MATERIAL SUPPLIED |
++++++++

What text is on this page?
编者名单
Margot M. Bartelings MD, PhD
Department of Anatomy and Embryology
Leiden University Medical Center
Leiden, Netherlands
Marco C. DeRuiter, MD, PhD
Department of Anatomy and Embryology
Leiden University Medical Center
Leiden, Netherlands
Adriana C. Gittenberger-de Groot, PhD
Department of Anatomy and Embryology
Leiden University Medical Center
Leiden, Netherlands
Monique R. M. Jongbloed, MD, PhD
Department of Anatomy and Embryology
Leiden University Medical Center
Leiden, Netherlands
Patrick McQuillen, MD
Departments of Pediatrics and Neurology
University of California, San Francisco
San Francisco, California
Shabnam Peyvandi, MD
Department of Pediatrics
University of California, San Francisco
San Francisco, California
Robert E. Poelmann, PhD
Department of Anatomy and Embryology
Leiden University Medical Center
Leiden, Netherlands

++++++++

EXERCISE GOAL | Output all of the material exactly as written.

THE REPLY |
What text is on this page?
编者名单
Margot M. Bartelings MD, PhD
Department of Anatomy and Embryology
Leiden University Medical Center
Leiden, Netherlands
Marco C. DeRuiter, MD, PhD
Department of Anatomy and Embryology
Leiden University Medical Center
Leiden, Netherlands
Adriana C. Gittenberger-de Groot, PhD
Department of Anatomy and Embryology
Leiden University Medical Center
Leiden, Netherlands
Monique R. M. Jongbloed, MD, PhD
Department of Anatomy and Embryology
Leiden University Medical Center
Leiden, Netherlands
Patrick McQuillen, MD
Departments of Pediatrics and Neurology
University of California, San Francisco
San Francisco, California
Shabnam Peyvandi, MD
Department of Pediatrics
University of California, San Francisco
San Francisco, California
Robert E. Poelmann, PhD
Department of Anatomy and Embryology
Leiden University Medical Center
Leiden, Netherlands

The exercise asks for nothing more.